— EXERCISE DETAILS —
Say only how many lines contain the word "Global".

## BEGIN MATERIAL PROVIDED

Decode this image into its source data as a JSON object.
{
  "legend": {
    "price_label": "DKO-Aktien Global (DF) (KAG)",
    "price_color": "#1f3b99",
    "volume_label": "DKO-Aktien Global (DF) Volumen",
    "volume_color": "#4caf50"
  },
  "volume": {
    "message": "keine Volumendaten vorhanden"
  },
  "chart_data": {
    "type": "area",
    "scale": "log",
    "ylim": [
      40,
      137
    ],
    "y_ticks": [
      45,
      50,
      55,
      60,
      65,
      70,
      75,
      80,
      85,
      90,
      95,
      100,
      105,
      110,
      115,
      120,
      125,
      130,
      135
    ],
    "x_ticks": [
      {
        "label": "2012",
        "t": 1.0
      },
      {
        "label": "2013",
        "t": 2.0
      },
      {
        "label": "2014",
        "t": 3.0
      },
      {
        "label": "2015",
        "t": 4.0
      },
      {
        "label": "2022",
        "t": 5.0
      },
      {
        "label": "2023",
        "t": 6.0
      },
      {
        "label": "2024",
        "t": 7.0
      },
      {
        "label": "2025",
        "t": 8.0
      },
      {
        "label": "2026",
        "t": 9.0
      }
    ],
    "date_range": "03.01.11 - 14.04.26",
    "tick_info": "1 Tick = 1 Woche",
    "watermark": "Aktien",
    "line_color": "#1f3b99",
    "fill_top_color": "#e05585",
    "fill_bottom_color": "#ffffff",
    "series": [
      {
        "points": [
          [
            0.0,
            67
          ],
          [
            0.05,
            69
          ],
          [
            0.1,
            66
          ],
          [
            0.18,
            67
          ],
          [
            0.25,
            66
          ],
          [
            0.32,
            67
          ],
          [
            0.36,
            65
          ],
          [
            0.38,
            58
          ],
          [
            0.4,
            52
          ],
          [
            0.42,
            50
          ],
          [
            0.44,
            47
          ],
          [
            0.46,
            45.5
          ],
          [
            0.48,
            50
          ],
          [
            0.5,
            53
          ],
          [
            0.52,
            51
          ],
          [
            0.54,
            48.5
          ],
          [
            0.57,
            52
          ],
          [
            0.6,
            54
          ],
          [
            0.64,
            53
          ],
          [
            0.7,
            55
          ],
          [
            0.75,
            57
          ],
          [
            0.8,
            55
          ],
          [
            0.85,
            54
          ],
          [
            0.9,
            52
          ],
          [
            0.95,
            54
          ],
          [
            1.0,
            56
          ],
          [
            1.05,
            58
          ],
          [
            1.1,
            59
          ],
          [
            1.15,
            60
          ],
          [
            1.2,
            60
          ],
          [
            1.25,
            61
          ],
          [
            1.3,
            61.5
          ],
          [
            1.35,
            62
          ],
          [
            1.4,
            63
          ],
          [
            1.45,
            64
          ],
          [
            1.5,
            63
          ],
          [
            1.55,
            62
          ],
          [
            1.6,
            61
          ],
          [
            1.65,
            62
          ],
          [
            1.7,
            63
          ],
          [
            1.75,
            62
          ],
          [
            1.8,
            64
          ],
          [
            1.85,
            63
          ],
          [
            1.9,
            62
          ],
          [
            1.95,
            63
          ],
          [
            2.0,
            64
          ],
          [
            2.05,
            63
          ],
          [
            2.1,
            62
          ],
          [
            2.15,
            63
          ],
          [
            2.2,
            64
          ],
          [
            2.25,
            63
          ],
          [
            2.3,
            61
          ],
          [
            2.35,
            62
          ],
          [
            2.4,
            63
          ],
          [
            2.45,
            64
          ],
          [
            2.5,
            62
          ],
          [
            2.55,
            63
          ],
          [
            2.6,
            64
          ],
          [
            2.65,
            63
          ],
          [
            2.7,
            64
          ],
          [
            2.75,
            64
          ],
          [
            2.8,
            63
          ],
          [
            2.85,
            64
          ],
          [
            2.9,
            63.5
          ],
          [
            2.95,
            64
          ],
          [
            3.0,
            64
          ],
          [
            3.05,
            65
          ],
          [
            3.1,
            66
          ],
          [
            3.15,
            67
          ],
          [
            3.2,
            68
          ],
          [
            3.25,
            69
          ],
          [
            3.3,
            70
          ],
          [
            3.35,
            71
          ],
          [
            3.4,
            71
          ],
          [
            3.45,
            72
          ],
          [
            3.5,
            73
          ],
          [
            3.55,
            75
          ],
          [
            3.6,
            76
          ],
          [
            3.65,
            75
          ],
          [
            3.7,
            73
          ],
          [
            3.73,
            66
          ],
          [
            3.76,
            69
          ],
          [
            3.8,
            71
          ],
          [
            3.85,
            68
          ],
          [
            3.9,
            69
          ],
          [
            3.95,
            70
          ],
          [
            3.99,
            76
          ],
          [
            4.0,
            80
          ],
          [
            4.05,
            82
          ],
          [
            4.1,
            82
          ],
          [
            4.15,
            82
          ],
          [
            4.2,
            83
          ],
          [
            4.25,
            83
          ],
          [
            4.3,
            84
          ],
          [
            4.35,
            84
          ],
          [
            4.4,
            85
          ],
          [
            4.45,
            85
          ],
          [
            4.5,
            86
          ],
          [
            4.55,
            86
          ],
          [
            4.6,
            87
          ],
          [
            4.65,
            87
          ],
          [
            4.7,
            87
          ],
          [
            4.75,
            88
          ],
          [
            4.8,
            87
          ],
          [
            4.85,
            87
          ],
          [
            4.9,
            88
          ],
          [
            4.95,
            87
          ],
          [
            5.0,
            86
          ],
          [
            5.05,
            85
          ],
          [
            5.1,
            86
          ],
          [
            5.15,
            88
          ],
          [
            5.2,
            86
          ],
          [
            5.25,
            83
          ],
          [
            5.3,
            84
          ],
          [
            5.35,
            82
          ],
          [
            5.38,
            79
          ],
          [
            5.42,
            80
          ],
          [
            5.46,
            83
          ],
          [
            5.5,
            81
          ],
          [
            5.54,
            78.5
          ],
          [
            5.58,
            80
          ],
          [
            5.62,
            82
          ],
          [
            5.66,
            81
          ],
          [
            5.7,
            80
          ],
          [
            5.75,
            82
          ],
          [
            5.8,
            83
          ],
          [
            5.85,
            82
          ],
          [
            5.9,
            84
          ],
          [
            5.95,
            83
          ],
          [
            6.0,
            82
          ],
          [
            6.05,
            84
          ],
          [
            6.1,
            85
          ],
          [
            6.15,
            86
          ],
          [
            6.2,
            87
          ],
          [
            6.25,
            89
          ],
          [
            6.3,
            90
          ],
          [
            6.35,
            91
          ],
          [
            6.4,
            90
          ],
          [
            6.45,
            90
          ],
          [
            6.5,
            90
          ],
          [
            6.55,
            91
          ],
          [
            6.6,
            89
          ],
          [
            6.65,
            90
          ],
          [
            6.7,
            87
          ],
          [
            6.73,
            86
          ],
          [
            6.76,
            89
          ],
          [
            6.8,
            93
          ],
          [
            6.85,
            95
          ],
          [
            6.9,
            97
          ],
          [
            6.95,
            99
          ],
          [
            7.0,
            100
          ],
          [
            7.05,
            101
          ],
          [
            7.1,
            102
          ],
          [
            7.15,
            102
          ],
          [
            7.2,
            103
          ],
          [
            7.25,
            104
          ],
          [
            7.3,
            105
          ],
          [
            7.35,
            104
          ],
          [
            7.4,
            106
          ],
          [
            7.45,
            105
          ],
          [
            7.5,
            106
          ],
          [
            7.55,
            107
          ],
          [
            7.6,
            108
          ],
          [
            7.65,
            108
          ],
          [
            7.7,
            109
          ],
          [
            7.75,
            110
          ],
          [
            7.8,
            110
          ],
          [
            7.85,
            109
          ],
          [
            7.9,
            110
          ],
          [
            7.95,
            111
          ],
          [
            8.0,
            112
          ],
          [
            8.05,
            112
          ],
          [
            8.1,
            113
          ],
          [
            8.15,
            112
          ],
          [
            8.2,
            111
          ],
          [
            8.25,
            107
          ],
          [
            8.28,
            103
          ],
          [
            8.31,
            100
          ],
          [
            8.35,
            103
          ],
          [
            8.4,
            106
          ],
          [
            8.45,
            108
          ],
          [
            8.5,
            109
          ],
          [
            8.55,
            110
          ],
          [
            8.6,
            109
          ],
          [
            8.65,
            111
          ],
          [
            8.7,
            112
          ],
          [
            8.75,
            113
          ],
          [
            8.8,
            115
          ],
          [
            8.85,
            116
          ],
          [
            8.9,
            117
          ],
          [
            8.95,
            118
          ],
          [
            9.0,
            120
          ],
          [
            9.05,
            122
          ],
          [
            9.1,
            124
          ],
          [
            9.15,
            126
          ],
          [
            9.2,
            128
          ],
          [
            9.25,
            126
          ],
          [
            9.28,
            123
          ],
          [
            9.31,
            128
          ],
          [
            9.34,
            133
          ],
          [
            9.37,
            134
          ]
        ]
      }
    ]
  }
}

## END MATERIAL PROVIDED

— REPLY TO THE TASK —
2